* _Short task_: Provide only the number of lines in the records below that include "Canberra".

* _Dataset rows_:
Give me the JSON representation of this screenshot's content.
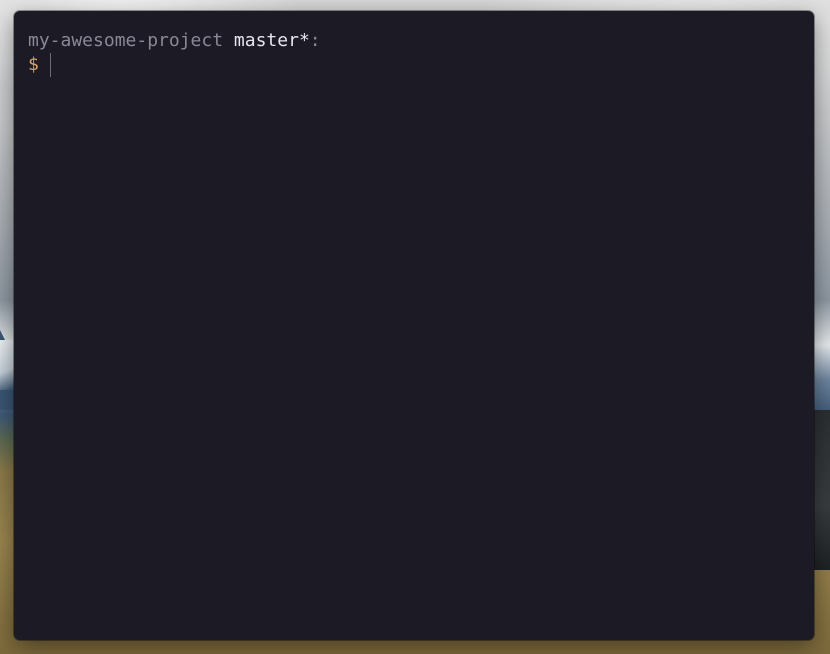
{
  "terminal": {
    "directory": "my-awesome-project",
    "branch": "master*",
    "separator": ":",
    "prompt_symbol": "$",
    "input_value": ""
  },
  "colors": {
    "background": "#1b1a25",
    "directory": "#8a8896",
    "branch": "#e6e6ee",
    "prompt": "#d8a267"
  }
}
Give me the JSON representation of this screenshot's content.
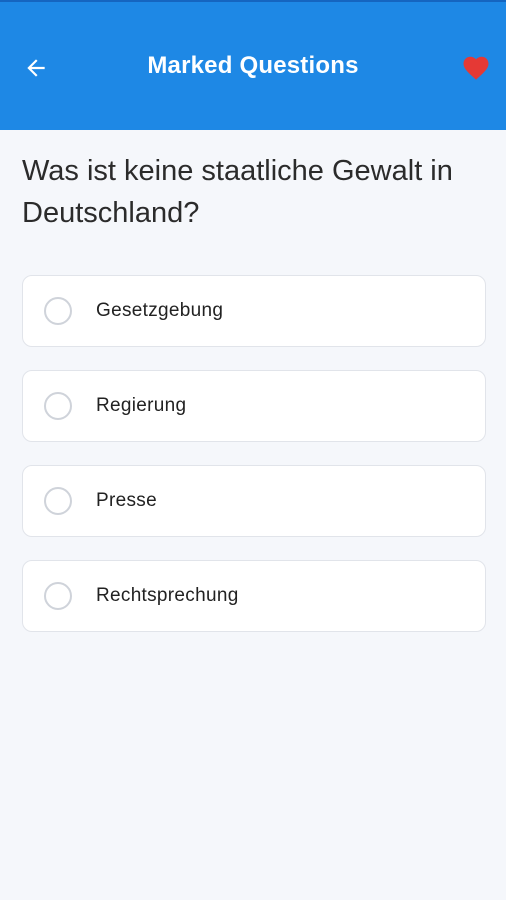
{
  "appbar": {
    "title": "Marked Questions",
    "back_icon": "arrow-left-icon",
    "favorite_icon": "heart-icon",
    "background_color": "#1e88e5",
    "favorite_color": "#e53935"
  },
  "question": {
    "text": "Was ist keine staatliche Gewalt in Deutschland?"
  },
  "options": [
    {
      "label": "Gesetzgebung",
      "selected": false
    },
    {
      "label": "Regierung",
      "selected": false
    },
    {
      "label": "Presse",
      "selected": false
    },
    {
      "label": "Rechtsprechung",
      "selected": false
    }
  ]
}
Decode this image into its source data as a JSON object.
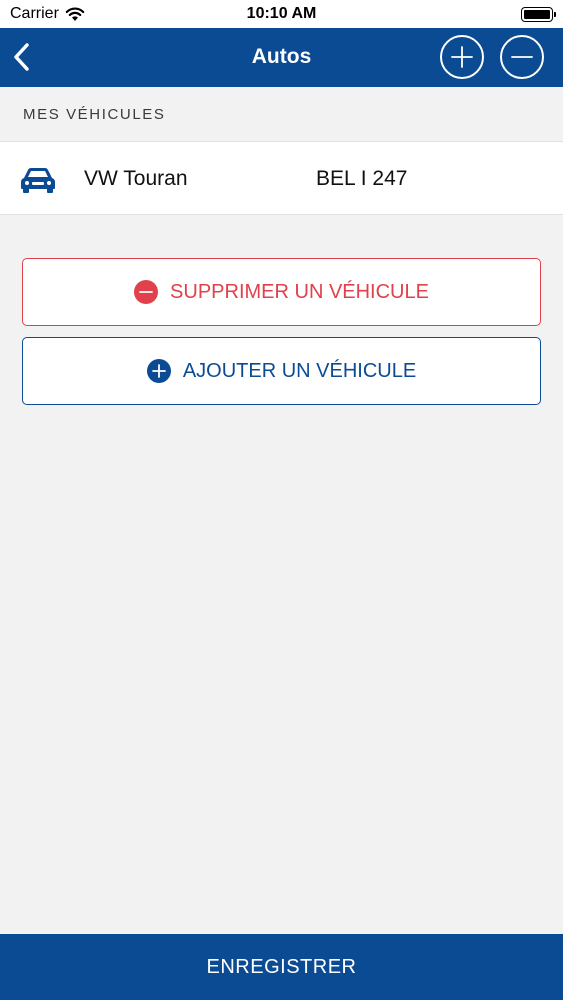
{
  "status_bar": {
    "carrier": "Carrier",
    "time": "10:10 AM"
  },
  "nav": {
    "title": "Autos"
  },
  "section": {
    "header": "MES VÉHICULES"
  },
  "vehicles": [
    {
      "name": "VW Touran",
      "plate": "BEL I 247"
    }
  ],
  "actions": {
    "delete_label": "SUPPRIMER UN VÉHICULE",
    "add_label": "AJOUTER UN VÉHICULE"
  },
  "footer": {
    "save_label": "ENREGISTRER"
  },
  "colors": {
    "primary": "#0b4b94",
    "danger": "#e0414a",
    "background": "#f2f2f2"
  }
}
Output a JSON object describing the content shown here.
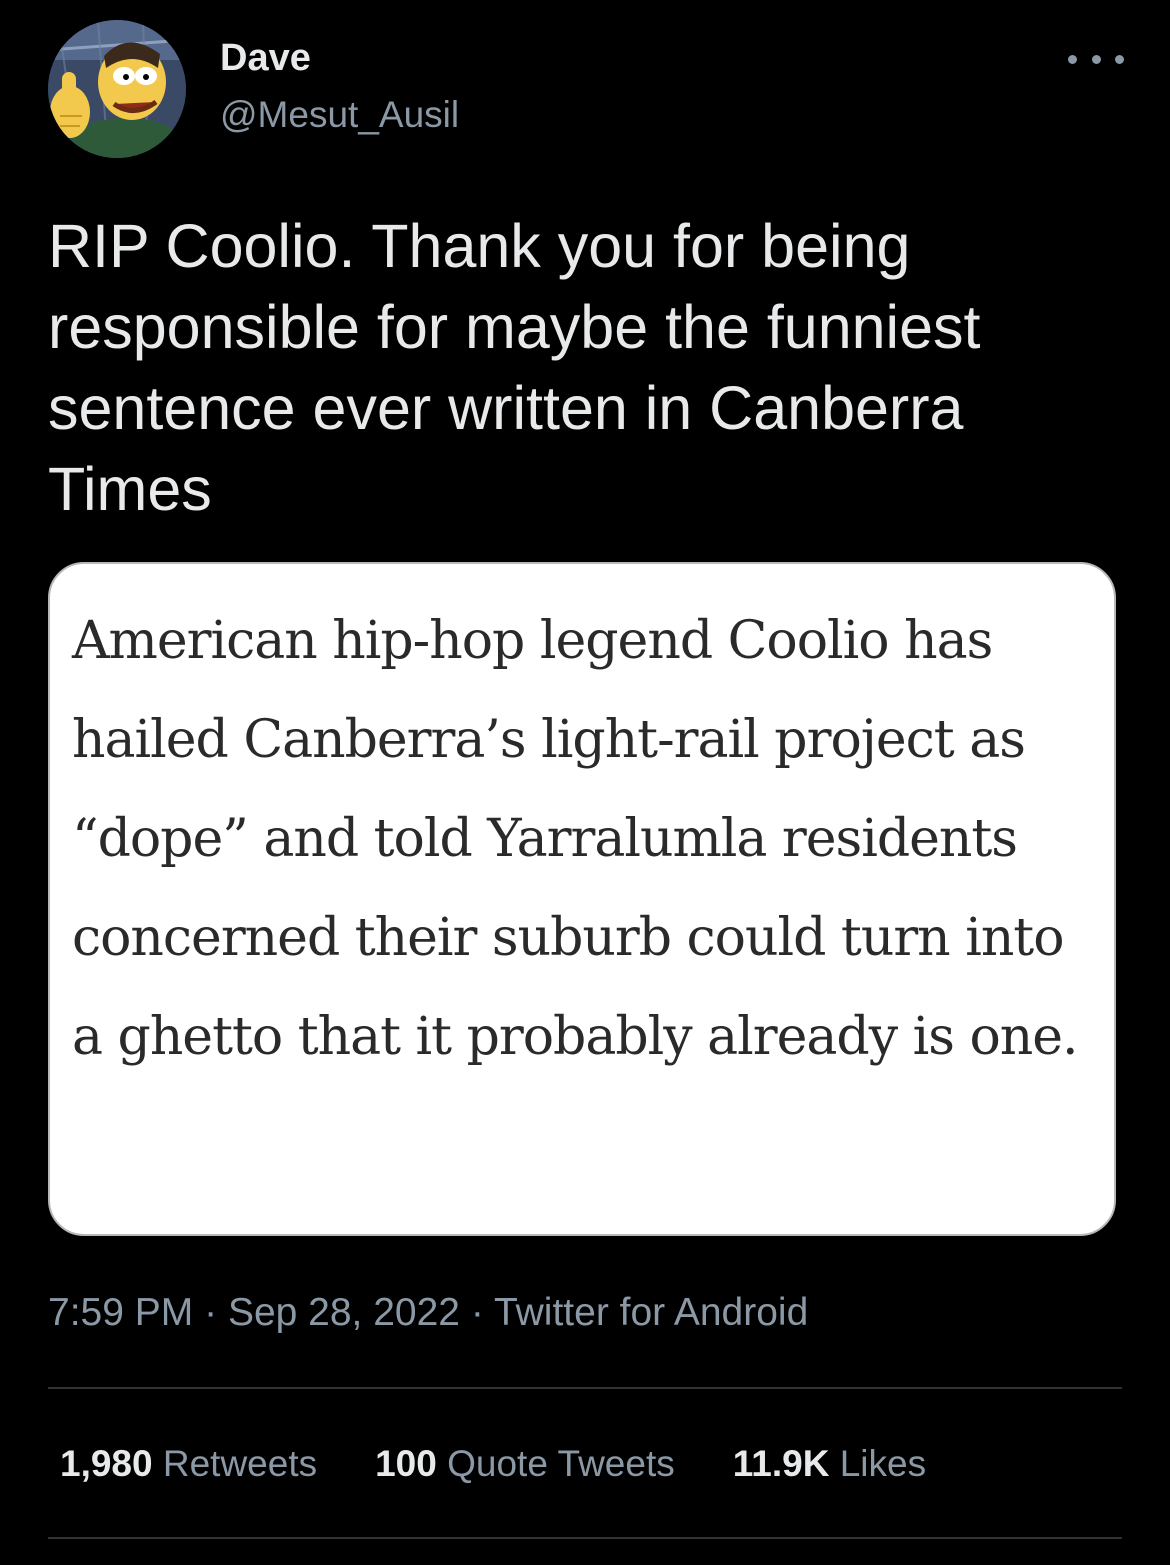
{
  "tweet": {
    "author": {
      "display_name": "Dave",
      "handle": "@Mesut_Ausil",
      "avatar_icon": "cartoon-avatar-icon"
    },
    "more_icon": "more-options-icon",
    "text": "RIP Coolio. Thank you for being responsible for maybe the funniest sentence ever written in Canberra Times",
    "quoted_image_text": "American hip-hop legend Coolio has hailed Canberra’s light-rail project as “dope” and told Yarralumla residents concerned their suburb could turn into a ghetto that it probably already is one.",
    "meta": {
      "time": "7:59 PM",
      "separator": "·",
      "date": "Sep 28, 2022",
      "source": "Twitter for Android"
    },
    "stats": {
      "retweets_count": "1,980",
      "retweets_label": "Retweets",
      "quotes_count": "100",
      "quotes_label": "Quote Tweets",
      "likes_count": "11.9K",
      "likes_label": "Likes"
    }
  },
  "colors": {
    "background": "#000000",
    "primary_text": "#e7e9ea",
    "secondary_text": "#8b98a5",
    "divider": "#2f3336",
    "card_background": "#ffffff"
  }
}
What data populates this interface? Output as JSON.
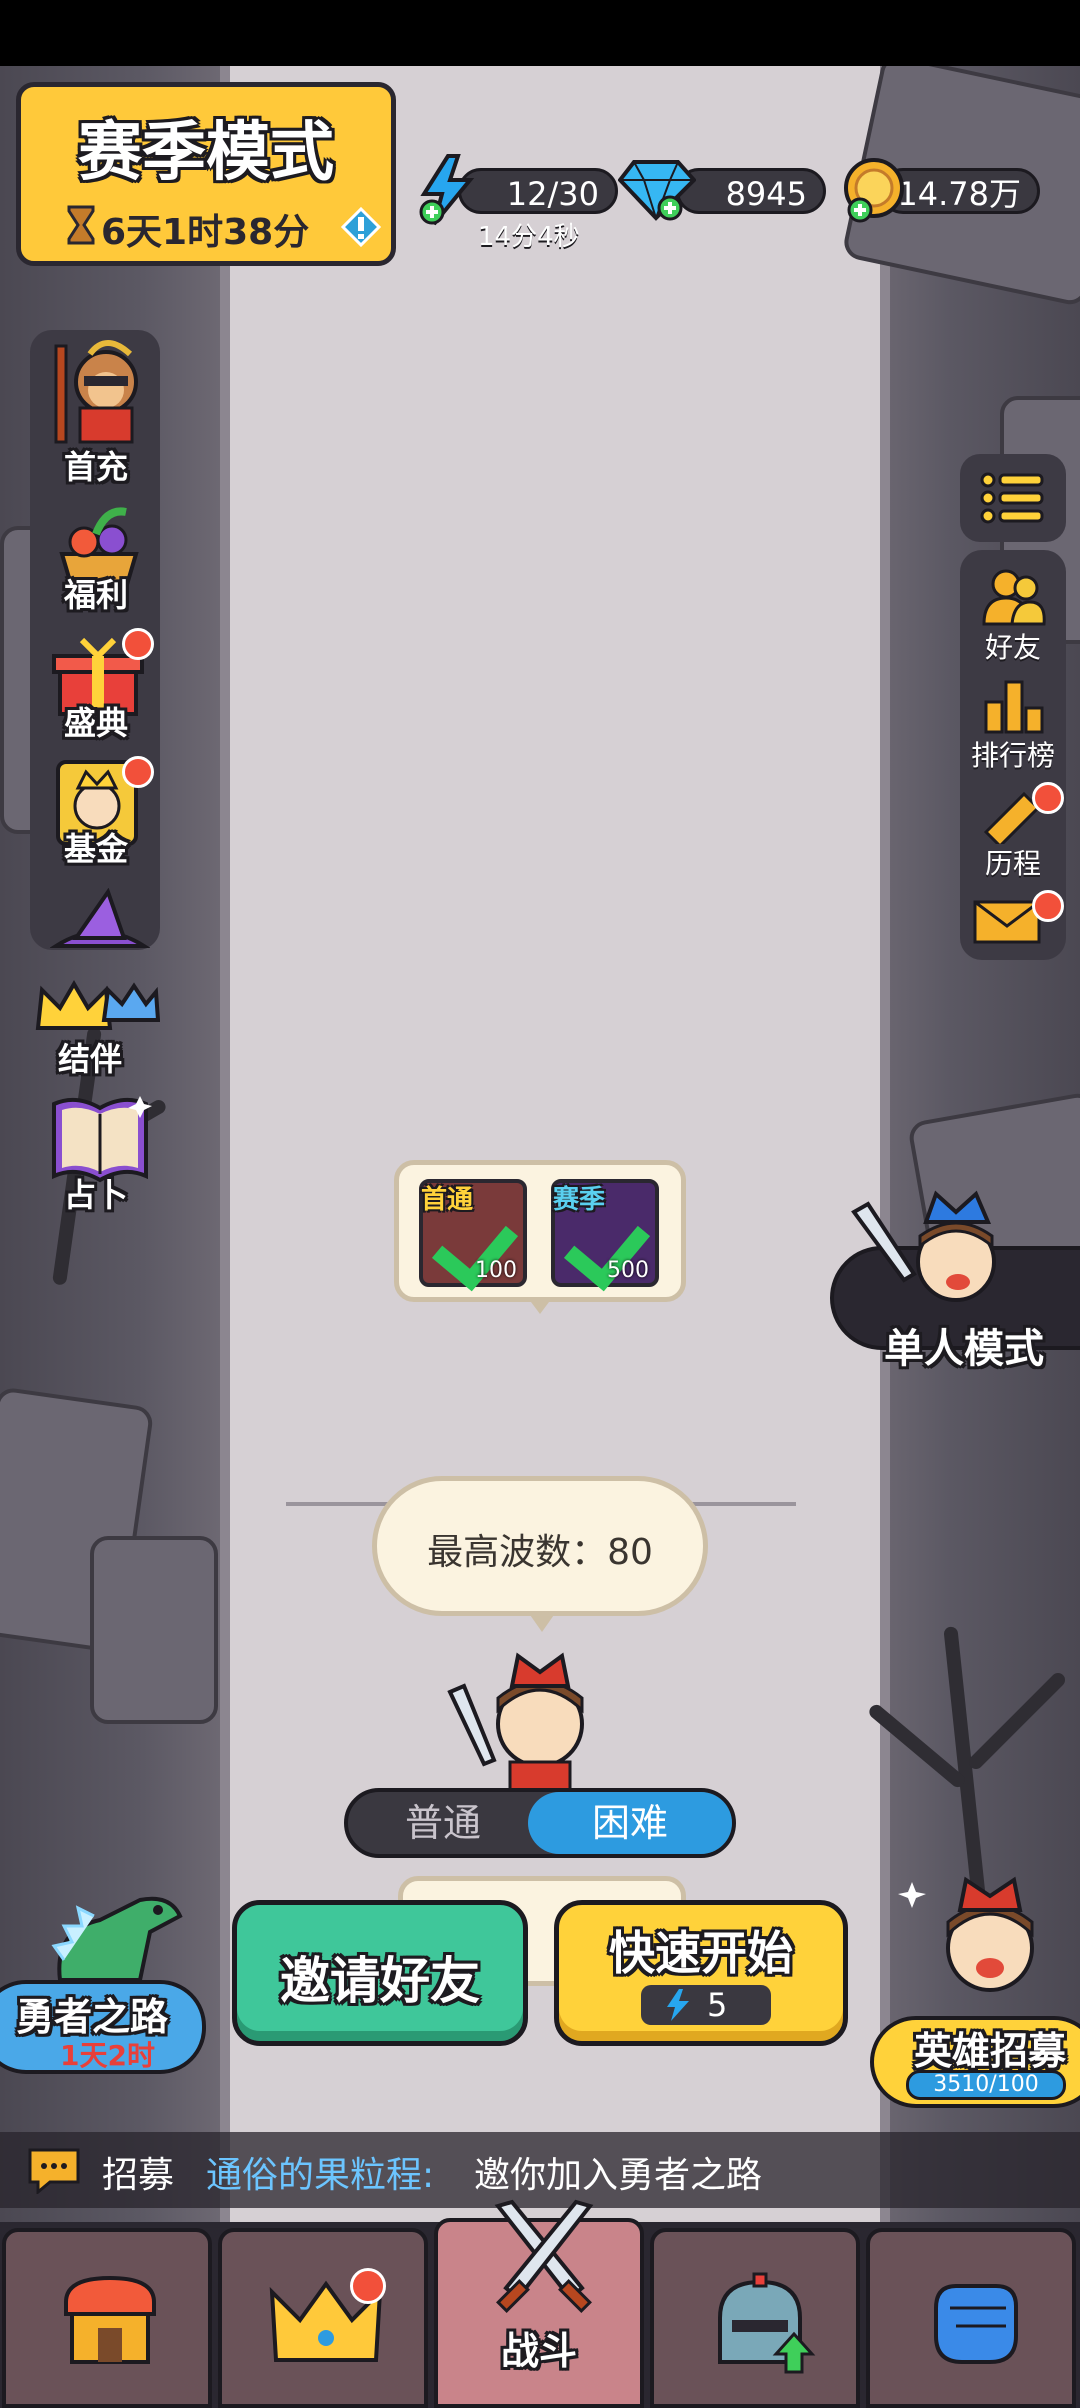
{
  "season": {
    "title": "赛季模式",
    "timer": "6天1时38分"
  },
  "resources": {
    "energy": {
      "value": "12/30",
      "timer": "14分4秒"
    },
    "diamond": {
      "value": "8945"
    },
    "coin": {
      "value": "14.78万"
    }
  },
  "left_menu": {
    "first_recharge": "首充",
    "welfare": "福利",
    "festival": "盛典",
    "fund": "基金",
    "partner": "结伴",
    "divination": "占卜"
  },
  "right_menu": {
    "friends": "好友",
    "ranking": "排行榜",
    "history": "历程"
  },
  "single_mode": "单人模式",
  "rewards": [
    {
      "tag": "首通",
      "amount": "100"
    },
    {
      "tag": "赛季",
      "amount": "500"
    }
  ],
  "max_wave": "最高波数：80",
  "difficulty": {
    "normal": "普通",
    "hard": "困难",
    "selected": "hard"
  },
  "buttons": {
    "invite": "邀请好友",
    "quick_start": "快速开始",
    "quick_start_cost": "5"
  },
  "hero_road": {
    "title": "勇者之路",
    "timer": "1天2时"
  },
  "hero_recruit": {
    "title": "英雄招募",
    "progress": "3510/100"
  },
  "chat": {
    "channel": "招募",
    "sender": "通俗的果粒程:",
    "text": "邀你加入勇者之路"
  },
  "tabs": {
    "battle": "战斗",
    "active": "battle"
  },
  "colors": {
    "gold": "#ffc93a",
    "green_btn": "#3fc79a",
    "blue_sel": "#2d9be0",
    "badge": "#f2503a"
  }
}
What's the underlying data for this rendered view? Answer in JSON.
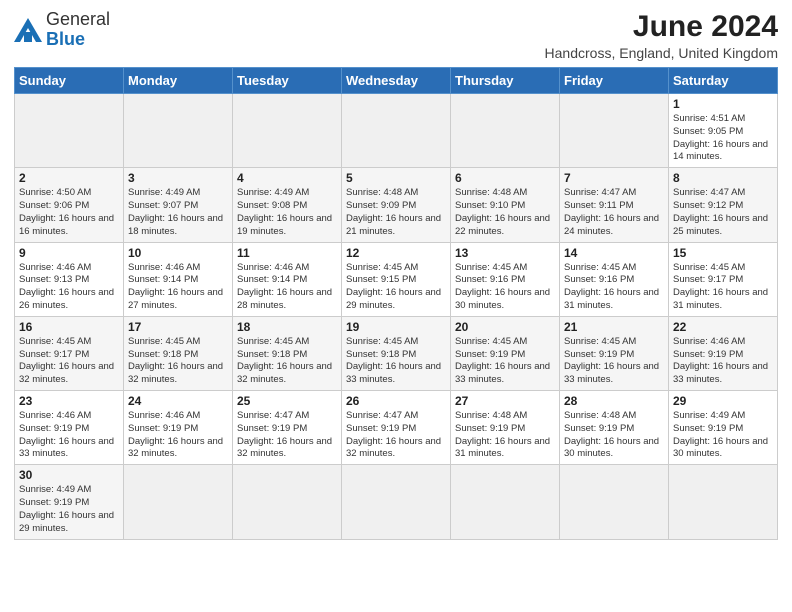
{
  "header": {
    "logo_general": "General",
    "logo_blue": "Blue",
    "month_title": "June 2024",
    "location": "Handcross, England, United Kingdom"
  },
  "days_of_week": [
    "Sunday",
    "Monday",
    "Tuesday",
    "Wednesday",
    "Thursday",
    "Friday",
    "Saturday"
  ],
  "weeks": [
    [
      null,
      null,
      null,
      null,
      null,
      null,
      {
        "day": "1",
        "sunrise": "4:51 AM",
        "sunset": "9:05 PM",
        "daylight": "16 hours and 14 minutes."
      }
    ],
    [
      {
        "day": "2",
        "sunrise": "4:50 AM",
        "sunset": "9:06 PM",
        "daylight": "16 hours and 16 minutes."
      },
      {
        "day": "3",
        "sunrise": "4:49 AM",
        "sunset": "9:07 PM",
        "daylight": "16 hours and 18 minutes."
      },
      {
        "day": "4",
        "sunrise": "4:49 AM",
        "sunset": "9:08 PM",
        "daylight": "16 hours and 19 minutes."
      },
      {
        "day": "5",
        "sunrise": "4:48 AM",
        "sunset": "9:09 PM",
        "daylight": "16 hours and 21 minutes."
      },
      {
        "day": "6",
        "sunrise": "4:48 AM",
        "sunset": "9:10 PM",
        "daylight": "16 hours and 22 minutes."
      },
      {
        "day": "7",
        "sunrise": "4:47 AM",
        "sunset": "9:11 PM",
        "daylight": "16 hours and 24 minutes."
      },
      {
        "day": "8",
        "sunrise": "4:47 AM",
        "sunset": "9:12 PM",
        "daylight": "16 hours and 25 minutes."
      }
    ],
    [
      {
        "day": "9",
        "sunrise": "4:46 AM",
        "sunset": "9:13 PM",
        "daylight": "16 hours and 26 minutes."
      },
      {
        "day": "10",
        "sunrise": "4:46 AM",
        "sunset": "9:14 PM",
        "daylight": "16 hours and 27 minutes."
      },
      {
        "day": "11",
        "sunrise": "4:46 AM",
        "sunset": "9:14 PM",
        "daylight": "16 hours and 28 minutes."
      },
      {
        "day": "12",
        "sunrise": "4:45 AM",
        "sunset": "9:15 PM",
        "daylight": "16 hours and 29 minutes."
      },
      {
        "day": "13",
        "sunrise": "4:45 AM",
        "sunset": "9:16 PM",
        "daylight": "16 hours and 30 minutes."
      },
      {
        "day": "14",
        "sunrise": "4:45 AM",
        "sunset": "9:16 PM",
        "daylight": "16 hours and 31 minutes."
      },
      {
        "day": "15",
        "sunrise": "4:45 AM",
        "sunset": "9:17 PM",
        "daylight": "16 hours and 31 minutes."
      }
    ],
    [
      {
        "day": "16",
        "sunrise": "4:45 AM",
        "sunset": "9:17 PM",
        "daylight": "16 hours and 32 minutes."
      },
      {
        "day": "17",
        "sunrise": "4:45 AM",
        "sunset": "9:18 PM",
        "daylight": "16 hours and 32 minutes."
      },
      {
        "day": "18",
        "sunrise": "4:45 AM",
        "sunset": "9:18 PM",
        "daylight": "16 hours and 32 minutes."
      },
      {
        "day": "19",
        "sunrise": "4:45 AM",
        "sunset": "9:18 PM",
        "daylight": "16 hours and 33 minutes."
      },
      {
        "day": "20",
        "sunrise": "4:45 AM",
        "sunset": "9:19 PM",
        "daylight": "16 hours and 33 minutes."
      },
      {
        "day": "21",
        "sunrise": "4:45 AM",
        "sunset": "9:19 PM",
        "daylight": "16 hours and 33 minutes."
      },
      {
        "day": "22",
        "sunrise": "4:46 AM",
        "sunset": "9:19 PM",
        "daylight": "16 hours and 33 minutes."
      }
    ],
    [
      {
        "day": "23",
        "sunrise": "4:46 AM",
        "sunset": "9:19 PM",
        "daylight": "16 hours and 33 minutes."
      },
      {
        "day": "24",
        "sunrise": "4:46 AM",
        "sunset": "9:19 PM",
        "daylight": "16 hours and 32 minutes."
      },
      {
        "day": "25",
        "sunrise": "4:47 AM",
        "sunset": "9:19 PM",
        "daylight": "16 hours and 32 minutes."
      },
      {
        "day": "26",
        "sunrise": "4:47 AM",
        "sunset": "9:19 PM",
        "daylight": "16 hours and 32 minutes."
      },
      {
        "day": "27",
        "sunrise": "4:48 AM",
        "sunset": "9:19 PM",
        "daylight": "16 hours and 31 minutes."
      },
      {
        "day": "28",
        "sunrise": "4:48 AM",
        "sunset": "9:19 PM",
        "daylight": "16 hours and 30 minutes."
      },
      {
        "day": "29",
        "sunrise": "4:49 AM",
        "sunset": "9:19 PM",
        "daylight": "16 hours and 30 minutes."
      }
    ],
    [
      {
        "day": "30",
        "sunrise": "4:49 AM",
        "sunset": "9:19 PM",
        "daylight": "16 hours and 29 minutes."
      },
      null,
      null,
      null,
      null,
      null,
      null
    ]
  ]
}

* _Solution for this exercise_: 2